## Information supplied
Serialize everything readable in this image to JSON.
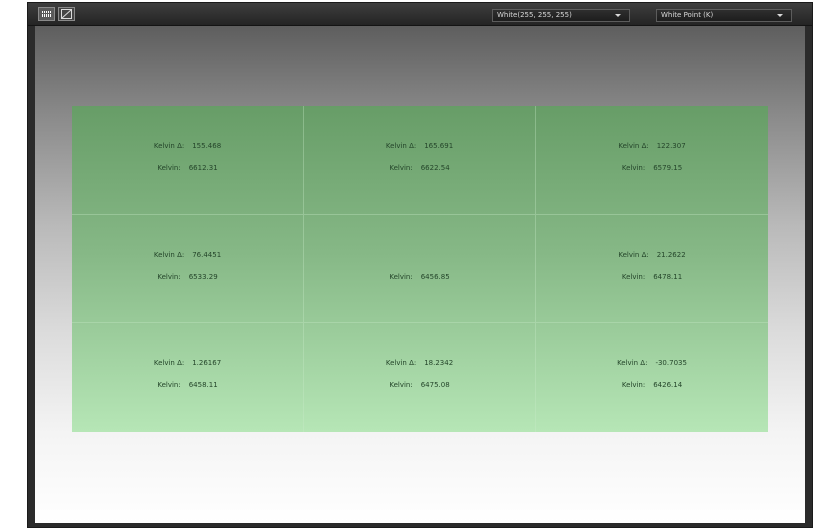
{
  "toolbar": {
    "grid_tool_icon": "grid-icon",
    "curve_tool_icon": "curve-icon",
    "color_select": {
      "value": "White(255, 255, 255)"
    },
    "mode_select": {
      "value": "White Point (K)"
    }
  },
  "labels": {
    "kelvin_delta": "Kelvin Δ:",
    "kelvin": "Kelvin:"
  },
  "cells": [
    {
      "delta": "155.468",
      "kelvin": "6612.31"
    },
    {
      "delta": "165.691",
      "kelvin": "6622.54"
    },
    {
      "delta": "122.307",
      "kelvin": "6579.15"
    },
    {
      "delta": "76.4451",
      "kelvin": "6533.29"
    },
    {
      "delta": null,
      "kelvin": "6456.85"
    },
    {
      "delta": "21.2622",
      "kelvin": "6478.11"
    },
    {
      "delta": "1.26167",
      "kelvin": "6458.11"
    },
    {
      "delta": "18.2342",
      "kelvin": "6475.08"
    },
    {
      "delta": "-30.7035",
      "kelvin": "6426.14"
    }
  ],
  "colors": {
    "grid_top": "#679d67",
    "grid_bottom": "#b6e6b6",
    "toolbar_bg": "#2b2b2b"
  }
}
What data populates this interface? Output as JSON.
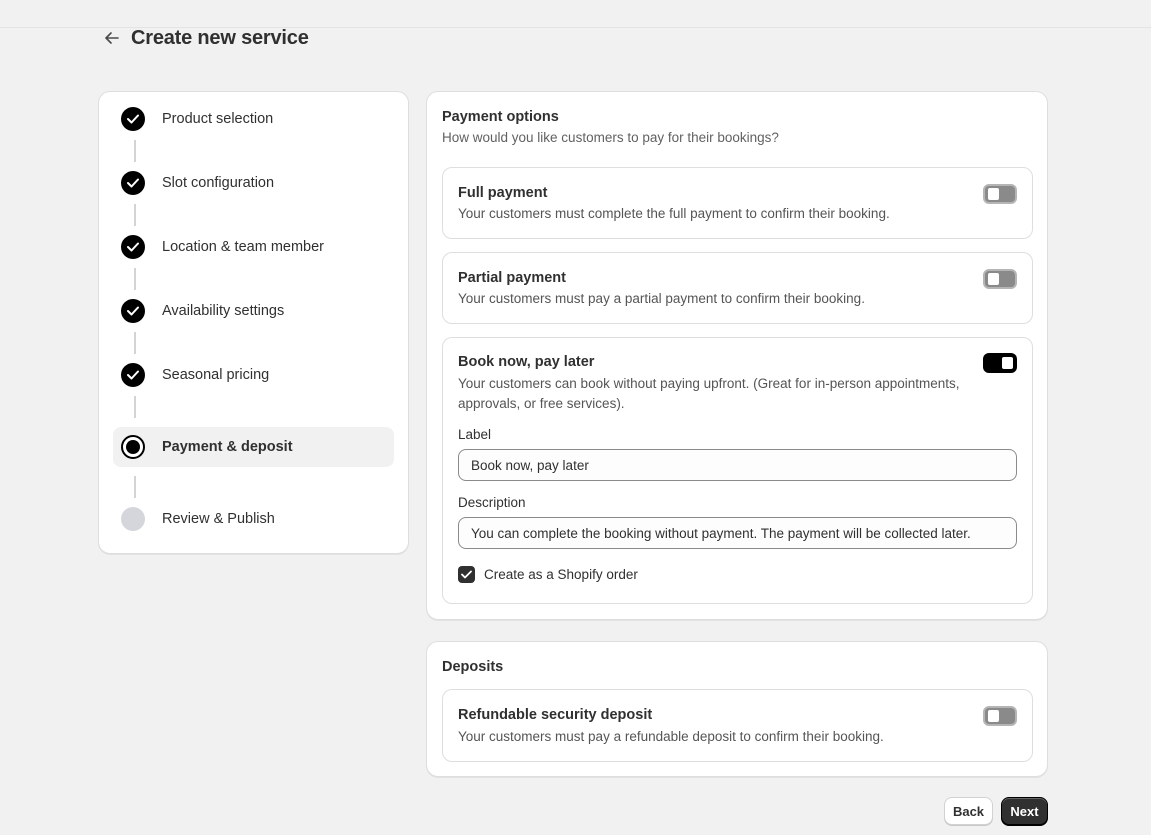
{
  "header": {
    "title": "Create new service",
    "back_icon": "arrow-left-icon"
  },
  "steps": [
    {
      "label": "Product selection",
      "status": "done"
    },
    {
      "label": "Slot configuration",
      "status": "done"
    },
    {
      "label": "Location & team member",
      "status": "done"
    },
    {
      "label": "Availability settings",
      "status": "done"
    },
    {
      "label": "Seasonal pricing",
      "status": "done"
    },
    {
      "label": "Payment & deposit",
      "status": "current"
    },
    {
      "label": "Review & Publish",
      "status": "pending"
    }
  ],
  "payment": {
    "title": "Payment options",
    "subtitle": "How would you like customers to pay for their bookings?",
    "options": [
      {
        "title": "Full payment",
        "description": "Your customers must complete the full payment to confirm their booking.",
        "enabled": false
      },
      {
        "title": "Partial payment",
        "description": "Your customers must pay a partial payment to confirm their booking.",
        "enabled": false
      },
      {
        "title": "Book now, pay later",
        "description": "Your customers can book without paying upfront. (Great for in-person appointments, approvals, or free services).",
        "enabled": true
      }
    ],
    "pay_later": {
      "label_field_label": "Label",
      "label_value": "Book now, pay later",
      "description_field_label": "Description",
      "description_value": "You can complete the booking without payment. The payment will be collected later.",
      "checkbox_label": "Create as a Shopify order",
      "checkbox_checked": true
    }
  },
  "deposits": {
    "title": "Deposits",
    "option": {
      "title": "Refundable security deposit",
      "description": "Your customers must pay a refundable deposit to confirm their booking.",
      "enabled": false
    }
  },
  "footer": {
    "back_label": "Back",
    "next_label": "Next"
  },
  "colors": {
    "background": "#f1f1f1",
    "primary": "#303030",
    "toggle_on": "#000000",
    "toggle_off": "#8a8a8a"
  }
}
* * *
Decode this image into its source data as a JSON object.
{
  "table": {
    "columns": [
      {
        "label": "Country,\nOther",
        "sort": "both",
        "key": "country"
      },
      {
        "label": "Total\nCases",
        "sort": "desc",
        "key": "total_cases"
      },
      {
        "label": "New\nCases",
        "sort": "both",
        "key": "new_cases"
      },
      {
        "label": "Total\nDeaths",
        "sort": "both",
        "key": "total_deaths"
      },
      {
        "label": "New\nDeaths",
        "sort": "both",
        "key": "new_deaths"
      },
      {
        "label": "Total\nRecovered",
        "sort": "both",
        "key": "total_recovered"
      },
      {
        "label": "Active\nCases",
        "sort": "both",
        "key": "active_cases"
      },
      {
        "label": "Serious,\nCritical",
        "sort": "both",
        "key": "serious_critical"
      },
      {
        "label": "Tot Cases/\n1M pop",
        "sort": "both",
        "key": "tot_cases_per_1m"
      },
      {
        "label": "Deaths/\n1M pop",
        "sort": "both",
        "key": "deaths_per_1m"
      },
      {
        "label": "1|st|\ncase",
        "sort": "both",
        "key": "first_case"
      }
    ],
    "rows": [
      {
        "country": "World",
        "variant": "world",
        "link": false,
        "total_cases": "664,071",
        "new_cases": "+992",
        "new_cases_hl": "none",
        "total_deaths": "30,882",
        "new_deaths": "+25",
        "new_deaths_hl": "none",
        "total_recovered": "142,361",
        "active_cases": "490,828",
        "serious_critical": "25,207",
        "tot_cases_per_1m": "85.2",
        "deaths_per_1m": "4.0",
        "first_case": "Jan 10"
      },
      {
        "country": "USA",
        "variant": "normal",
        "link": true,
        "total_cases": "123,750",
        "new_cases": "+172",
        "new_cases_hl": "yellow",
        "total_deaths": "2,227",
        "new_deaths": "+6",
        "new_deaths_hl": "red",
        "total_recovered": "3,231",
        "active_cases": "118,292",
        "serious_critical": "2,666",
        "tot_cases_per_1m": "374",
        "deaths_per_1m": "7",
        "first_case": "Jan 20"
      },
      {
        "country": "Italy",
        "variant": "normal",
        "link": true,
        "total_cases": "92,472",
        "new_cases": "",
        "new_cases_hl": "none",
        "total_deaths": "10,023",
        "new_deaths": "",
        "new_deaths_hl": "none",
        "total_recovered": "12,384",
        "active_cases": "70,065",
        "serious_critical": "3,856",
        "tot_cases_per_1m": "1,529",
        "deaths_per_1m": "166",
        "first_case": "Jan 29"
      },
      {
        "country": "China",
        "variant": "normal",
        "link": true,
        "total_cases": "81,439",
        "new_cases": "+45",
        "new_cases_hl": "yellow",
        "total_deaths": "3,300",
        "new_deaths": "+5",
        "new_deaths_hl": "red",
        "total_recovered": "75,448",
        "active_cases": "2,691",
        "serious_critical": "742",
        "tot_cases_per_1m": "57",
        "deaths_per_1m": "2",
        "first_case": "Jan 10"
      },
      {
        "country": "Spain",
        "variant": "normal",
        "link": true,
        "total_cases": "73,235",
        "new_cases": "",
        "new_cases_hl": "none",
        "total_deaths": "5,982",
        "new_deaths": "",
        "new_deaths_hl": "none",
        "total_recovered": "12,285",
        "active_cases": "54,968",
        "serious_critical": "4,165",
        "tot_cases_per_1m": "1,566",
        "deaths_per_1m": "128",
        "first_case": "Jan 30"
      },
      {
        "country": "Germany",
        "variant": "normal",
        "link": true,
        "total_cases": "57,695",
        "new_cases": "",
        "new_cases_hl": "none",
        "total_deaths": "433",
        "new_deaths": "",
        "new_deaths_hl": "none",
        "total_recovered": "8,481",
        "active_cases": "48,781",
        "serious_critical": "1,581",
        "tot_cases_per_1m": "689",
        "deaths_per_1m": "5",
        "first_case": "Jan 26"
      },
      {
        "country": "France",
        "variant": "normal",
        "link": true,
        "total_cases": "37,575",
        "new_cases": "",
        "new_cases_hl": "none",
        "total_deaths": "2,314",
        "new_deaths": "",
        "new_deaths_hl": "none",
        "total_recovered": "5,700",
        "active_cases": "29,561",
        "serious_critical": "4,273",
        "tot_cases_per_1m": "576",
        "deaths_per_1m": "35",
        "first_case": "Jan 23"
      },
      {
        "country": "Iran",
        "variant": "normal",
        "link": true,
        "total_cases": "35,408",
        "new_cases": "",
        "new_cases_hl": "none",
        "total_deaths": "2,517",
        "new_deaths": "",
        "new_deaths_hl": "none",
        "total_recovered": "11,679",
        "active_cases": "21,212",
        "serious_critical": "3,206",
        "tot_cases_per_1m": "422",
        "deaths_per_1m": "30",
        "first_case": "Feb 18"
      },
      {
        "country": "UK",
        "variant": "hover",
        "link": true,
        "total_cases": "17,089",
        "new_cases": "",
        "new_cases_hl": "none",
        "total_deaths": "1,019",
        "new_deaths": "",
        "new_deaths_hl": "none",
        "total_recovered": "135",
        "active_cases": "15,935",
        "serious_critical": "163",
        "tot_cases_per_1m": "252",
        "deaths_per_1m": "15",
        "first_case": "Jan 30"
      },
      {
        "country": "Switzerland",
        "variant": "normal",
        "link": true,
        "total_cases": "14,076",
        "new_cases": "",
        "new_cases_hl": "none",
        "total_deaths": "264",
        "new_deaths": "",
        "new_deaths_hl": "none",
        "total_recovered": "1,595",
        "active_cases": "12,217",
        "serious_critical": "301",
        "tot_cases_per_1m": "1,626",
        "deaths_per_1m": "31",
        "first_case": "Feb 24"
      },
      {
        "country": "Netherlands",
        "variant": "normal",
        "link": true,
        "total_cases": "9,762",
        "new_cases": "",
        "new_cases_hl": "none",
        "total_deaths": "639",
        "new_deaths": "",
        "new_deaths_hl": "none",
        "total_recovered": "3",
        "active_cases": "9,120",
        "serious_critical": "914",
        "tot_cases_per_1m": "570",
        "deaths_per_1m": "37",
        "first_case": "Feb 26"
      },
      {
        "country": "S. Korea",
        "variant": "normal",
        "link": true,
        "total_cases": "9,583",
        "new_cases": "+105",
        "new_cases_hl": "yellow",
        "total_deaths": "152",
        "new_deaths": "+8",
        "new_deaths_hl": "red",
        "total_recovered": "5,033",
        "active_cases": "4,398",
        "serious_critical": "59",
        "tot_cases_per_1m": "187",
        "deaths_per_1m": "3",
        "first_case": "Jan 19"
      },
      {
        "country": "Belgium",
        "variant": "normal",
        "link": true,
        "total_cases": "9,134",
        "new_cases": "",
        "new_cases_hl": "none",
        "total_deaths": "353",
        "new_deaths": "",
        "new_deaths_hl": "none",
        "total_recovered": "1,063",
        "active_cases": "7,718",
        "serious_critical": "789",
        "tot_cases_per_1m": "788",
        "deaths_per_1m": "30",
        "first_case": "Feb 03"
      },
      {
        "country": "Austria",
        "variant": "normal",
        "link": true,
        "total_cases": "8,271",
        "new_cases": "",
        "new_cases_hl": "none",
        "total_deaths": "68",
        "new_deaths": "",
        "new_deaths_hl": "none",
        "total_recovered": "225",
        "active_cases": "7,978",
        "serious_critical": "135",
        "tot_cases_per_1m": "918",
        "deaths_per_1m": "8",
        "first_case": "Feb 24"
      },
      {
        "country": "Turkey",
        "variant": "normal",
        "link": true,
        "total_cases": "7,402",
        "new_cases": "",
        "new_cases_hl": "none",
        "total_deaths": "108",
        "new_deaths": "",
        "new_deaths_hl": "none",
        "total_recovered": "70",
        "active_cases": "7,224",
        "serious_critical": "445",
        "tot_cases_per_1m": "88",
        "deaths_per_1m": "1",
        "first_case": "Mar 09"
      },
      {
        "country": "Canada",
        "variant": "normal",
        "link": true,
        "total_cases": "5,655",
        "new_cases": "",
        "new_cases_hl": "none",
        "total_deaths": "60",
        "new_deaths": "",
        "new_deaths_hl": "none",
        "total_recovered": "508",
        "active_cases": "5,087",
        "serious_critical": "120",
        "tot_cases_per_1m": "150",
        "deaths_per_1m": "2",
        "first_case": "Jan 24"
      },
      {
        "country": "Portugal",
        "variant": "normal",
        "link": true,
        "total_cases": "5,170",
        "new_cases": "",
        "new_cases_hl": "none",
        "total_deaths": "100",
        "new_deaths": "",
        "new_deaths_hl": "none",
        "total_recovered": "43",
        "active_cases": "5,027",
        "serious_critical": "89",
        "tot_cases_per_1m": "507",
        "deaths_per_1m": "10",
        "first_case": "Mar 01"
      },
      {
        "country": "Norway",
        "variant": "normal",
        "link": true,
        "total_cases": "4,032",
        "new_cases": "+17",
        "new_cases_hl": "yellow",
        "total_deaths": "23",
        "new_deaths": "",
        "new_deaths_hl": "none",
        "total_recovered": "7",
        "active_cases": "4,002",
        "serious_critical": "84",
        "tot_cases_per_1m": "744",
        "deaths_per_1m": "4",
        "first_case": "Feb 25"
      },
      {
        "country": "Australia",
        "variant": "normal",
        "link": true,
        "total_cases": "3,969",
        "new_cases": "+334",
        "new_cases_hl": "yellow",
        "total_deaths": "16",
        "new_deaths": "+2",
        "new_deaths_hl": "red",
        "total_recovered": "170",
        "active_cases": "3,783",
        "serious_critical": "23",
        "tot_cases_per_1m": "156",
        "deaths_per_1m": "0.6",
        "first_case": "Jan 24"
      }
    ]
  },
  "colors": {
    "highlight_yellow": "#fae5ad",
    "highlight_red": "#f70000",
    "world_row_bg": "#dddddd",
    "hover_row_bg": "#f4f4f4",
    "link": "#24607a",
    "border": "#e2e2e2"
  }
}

## What to produce
Which lines contain "data"? Show each of them.

## The response
What data populates this interface? Output as JSON.
Decode this image into its source data as a JSON object.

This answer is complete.